- Exercise aim -
Quote every line as written. Omit pictures.

◆ ◆ ◆ ◆

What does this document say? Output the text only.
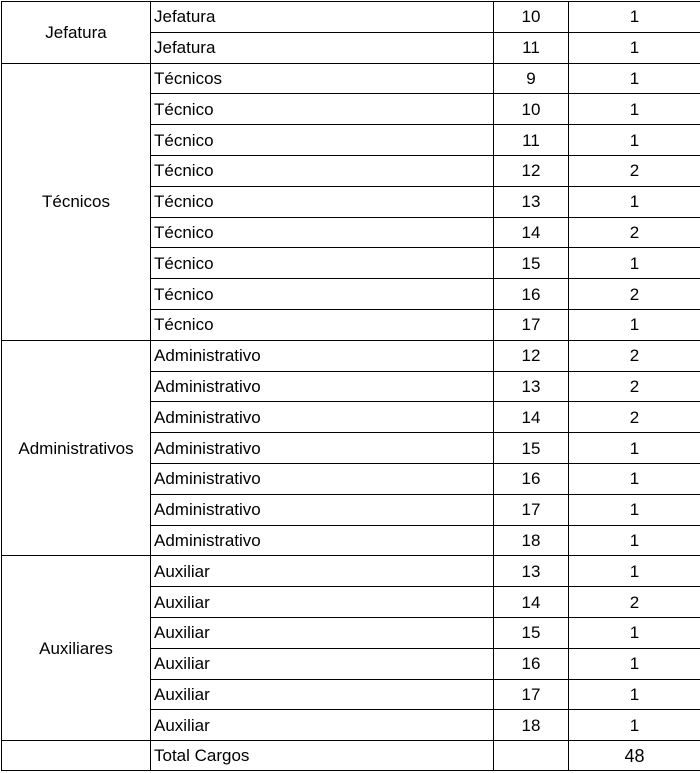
Jefatura	Jefatura	10	1
	Jefatura	11	1
Técnicos	Técnicos	9	1
	Técnico	10	1
	Técnico	11	1
	Técnico	12	2
	Técnico	13	1
	Técnico	14	2
	Técnico	15	1
	Técnico	16	2
	Técnico	17	1
Administrativos	Administrativo	12	2
	Administrativo	13	2
	Administrativo	14	2
	Administrativo	15	1
	Administrativo	16	1
	Administrativo	17	1
	Administrativo	18	1
Auxiliares	Auxiliar	13	1
	Auxiliar	14	2
	Auxiliar	15	1
	Auxiliar	16	1
	Auxiliar	17	1
	Auxiliar	18	1
	Total Cargos		48
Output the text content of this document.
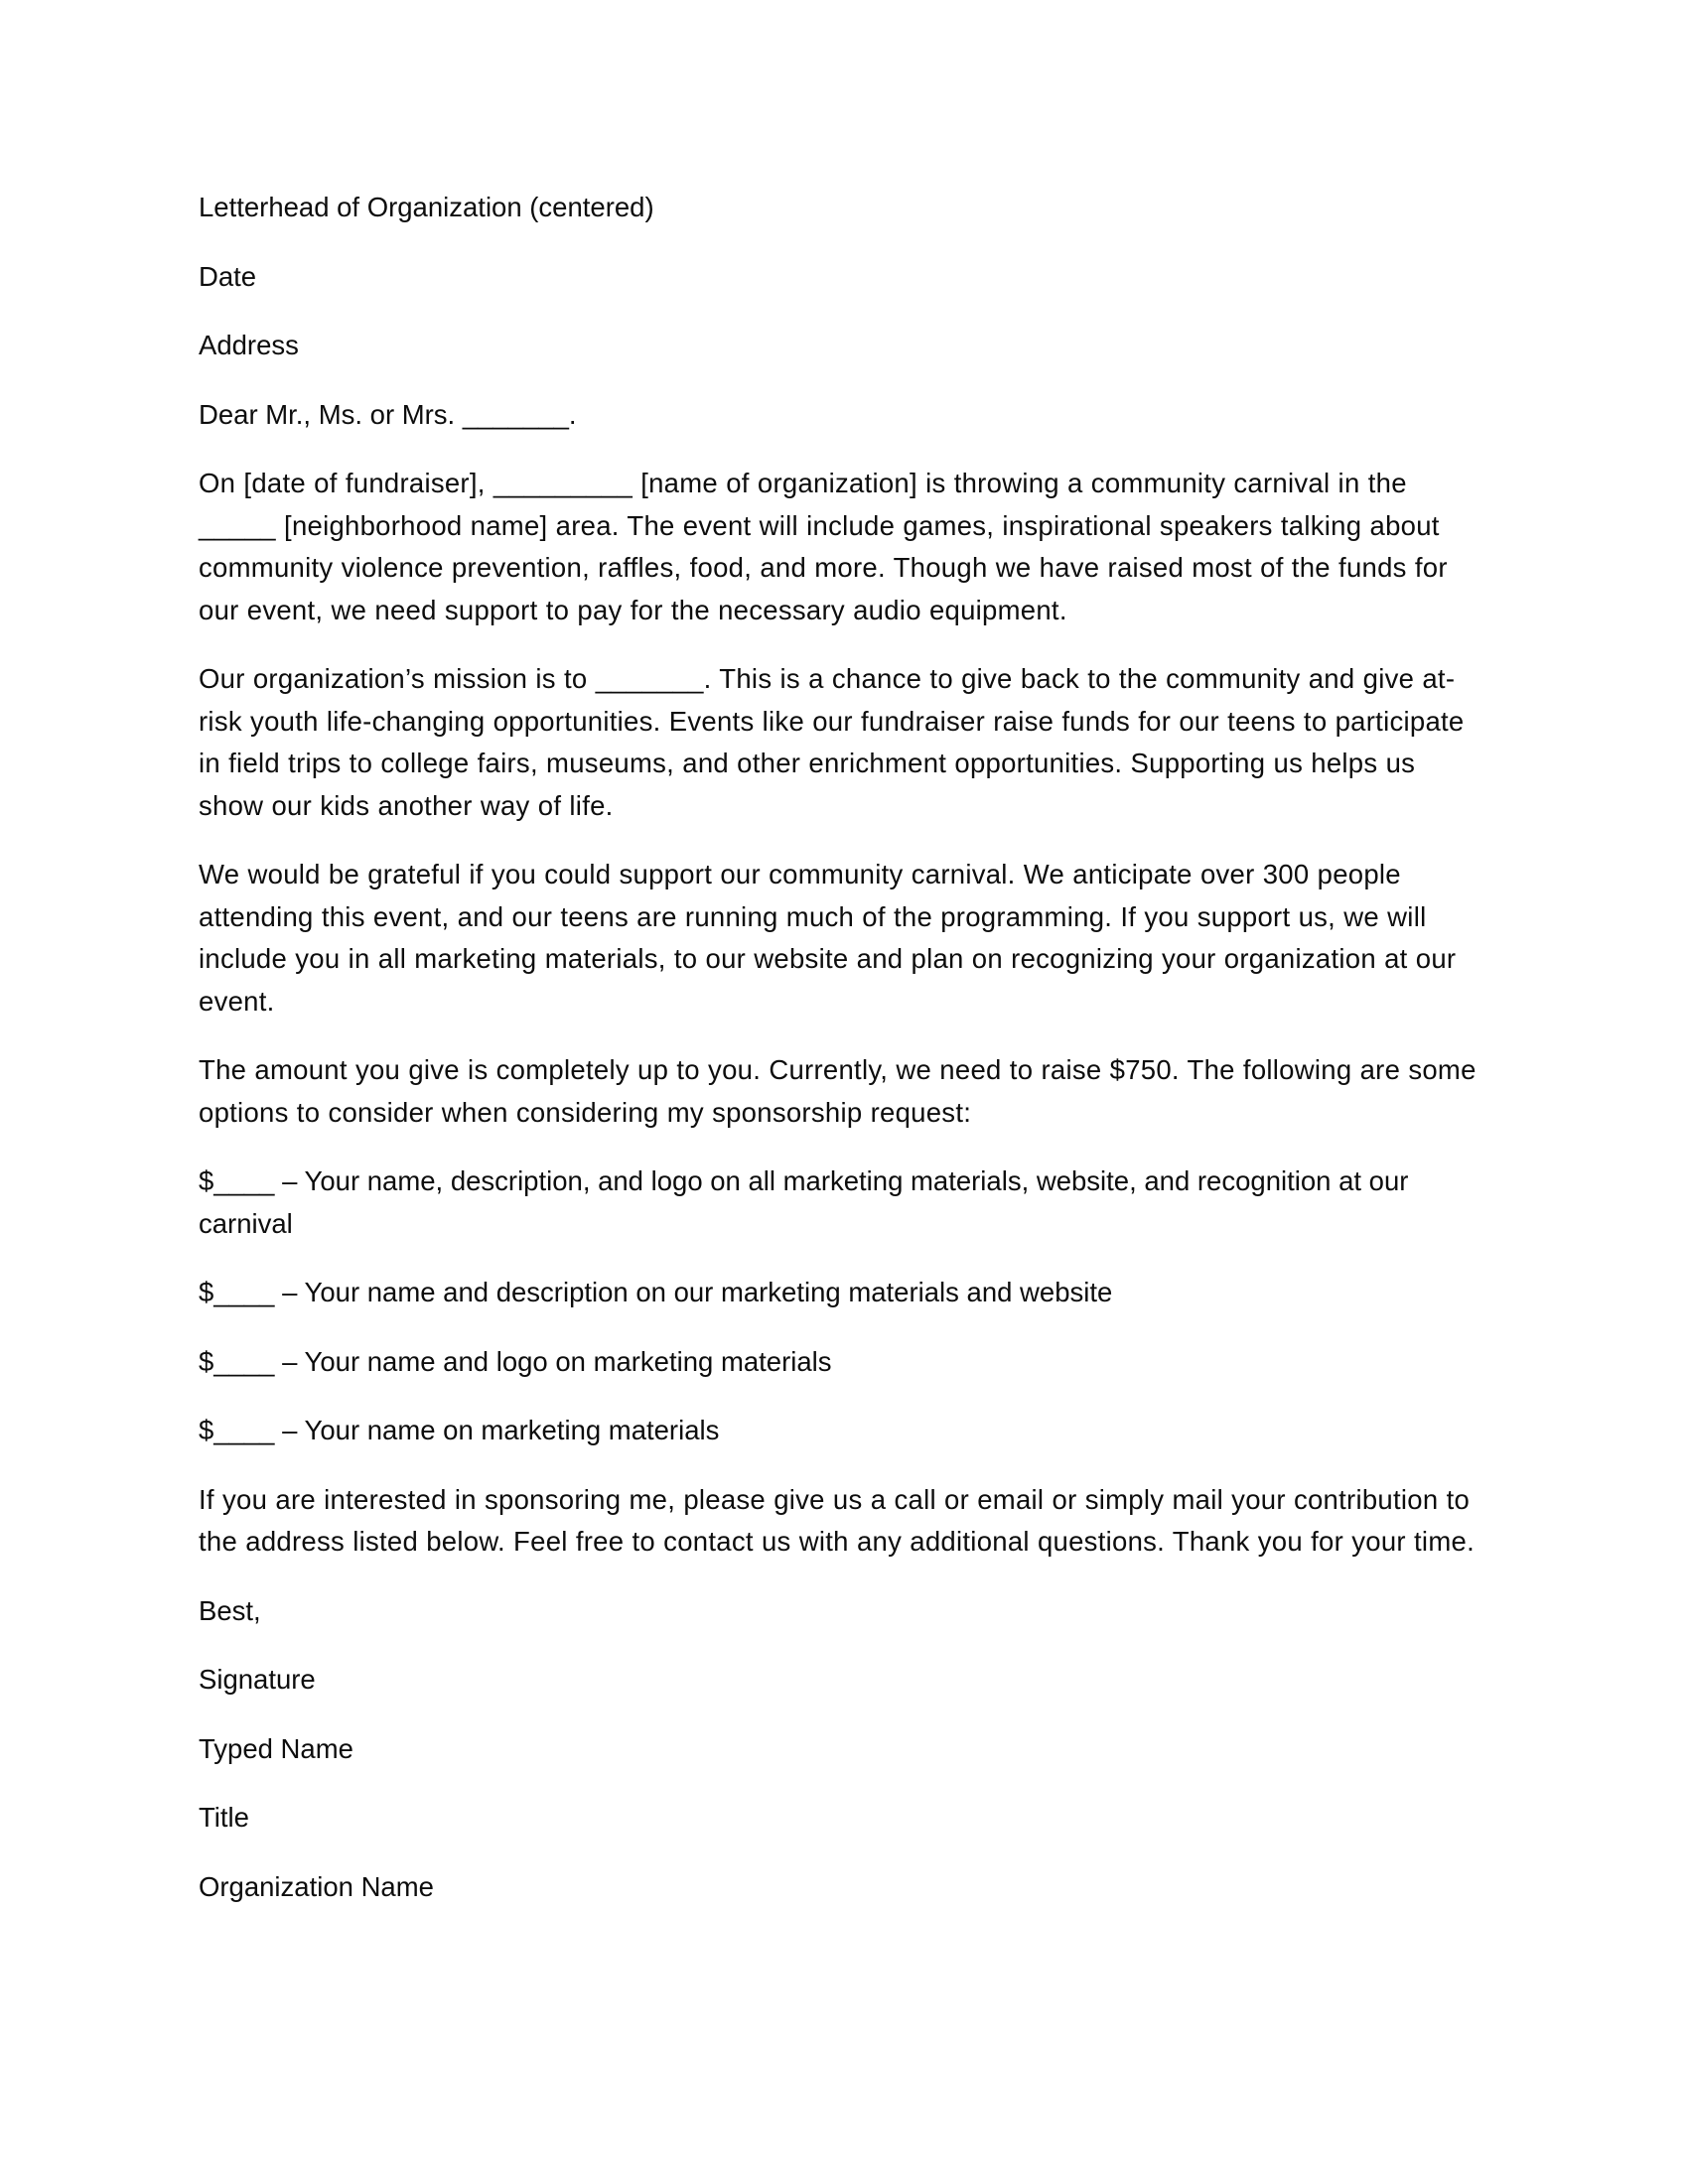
Letterhead of Organization (centered)

Date

Address

Dear Mr., Ms. or Mrs. _______.

On [date of fundraiser], _________ [name of organization] is throwing a community carnival in the _____ [neighborhood name] area. The event will include games, inspirational speakers talking about community violence prevention, raffles, food, and more. Though we have raised most of the funds for our event, we need support to pay for the necessary audio equipment.

Our organization’s mission is to _______. This is a chance to give back to the community and give at-risk youth life-changing opportunities. Events like our fundraiser raise funds for our teens to participate in field trips to college fairs, museums, and other enrichment opportunities. Supporting us helps us show our kids another way of life.

We would be grateful if you could support our community carnival. We anticipate over 300 people attending this event, and our teens are running much of the programming. If you support us, we will include you in all marketing materials, to our website and plan on recognizing your organization at our event.

The amount you give is completely up to you. Currently, we need to raise $750. The following are some options to consider when considering my sponsorship request:

$____ – Your name, description, and logo on all marketing materials, website, and recognition at our carnival

$____ – Your name and description on our marketing materials and website

$____ – Your name and logo on marketing materials

$____ – Your name on marketing materials

If you are interested in sponsoring me, please give us a call or email or simply mail your contribution to the address listed below. Feel free to contact us with any additional questions. Thank you for your time.

Best,

Signature

Typed Name

Title

Organization Name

◆ ◆ ◆ ◆

- The result -
What does this document say? Output the text only.
Jefatura	Jefatura	10	1
	Jefatura	11	1
Técnicos	Técnicos	9	1
	Técnico	10	1
	Técnico	11	1
	Técnico	12	2
	Técnico	13	1
	Técnico	14	2
	Técnico	15	1
	Técnico	16	2
	Técnico	17	1
Administrativos	Administrativo	12	2
	Administrativo	13	2
	Administrativo	14	2
	Administrativo	15	1
	Administrativo	16	1
	Administrativo	17	1
	Administrativo	18	1
Auxiliares	Auxiliar	13	1
	Auxiliar	14	2
	Auxiliar	15	1
	Auxiliar	16	1
	Auxiliar	17	1
	Auxiliar	18	1
	Total Cargos		48
Output the text content of this document.
Letterhead of Organization (centered)

Date

Address

Dear Mr., Ms. or Mrs. _______.

On [date of fundraiser], _________ [name of organization] is throwing a community carnival in the _____ [neighborhood name] area. The event will include games, inspirational speakers talking about community violence prevention, raffles, food, and more. Though we have raised most of the funds for our event, we need support to pay for the necessary audio equipment.

Our organization’s mission is to _______. This is a chance to give back to the community and give at-risk youth life-changing opportunities. Events like our fundraiser raise funds for our teens to participate in field trips to college fairs, museums, and other enrichment opportunities. Supporting us helps us show our kids another way of life.

We would be grateful if you could support our community carnival. We anticipate over 300 people attending this event, and our teens are running much of the programming. If you support us, we will include you in all marketing materials, to our website and plan on recognizing your organization at our event.

The amount you give is completely up to you. Currently, we need to raise $750. The following are some options to consider when considering my sponsorship request:

$____ – Your name, description, and logo on all marketing materials, website, and recognition at our carnival

$____ – Your name and description on our marketing materials and website

$____ – Your name and logo on marketing materials

$____ – Your name on marketing materials

If you are interested in sponsoring me, please give us a call or email or simply mail your contribution to the address listed below. Feel free to contact us with any additional questions. Thank you for your time.

Best,

Signature

Typed Name

Title

Organization Name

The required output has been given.